*PROBLEM REQUIREMENTS*: Look for "solid" in the listing below. Gather each line that contains it.

*DATA PROVIDED*:
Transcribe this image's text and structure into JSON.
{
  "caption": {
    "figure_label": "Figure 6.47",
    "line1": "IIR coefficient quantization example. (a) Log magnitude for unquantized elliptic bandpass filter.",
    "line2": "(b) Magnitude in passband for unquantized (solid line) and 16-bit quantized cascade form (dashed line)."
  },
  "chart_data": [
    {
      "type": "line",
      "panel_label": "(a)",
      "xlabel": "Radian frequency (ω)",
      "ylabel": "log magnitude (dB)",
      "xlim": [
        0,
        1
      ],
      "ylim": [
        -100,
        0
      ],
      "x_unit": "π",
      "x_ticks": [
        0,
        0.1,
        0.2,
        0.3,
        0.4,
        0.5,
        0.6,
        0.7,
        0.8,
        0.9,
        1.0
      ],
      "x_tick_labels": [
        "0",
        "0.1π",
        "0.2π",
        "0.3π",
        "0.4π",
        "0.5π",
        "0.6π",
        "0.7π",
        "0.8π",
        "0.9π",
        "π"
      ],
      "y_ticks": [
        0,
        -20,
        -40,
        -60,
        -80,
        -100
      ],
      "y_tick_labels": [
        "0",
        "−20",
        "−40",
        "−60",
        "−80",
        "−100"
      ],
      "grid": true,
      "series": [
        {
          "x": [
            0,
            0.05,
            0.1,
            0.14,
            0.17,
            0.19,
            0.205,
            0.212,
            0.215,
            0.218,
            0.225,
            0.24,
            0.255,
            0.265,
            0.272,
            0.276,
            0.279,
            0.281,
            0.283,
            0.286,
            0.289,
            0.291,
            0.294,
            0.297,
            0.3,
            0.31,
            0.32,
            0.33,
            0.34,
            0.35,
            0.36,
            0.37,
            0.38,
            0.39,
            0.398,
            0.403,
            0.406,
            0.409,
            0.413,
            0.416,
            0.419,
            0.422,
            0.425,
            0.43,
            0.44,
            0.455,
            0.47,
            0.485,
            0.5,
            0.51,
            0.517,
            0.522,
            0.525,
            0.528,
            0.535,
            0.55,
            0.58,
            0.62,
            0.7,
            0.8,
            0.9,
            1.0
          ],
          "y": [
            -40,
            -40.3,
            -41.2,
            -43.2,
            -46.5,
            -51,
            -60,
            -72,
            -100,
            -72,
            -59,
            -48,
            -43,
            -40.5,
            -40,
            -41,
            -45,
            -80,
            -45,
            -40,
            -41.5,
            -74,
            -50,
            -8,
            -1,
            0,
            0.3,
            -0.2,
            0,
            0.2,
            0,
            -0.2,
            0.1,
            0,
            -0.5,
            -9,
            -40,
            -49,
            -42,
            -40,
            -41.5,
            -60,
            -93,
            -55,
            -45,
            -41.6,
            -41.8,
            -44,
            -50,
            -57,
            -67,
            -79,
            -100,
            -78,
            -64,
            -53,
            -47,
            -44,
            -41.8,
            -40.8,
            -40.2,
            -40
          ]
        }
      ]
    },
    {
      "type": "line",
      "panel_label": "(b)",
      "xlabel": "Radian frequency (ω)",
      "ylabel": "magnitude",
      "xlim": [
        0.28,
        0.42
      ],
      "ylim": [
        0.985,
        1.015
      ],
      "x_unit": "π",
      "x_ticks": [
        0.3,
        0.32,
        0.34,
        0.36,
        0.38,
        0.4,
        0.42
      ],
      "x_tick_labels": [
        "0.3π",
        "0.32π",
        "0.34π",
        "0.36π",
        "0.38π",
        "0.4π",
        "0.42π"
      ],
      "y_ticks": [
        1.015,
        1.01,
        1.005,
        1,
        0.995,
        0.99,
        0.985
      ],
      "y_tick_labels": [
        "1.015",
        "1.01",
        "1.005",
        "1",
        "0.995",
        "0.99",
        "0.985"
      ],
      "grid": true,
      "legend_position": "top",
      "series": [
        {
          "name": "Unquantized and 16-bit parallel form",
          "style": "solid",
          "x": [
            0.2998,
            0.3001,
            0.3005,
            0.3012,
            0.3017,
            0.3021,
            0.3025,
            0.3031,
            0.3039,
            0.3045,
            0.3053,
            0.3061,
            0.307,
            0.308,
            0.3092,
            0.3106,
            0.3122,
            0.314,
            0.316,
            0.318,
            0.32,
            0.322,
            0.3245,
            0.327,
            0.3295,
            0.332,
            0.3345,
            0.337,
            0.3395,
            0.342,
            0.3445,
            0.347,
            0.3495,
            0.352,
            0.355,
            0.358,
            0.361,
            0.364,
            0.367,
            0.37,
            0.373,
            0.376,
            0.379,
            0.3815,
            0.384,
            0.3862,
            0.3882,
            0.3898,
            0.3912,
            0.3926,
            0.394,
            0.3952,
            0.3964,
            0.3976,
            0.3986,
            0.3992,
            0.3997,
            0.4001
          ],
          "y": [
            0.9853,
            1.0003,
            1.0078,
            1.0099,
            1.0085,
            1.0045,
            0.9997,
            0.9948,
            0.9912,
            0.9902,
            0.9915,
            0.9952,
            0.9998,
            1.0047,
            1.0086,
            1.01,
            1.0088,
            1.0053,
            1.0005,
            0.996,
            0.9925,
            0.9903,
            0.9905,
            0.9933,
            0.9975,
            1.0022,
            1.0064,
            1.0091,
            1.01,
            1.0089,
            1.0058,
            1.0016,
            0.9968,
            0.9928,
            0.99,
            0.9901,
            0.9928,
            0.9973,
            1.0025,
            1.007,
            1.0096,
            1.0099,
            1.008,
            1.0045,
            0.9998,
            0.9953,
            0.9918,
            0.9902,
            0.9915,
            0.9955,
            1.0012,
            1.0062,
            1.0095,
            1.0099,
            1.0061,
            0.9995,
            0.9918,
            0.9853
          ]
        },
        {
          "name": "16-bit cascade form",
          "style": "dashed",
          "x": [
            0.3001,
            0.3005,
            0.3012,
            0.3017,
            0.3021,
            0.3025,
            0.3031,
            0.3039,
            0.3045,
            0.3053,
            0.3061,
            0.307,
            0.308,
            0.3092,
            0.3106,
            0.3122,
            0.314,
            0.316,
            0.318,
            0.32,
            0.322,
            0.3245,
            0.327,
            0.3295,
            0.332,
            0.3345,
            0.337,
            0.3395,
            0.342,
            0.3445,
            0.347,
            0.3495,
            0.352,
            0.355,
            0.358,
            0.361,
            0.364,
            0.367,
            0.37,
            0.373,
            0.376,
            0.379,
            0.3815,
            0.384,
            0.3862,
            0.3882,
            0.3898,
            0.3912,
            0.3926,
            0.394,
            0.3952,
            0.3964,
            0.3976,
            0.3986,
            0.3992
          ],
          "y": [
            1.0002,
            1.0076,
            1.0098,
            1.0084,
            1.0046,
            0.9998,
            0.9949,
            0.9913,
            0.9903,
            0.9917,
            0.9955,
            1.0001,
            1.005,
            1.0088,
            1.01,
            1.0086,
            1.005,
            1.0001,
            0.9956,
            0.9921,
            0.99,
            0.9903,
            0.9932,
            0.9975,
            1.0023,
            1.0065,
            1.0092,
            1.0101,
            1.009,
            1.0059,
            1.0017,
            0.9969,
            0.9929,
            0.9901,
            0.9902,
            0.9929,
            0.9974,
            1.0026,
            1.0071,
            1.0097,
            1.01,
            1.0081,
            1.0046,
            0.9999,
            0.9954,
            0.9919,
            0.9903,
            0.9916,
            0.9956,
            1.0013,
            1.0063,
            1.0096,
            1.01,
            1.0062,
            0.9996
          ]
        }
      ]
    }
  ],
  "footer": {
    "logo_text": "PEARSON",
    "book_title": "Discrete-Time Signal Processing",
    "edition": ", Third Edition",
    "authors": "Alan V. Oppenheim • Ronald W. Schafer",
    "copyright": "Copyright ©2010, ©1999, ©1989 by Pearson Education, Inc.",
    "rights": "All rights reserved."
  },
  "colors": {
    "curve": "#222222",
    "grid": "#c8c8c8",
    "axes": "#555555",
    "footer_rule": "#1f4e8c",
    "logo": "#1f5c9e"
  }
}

*CORRECT ANSWER*:
    "line2": "(b) Magnitude in passband for unquantized (solid line) and 16-bit quantized cascade form (dashed line)."
          "style": "solid",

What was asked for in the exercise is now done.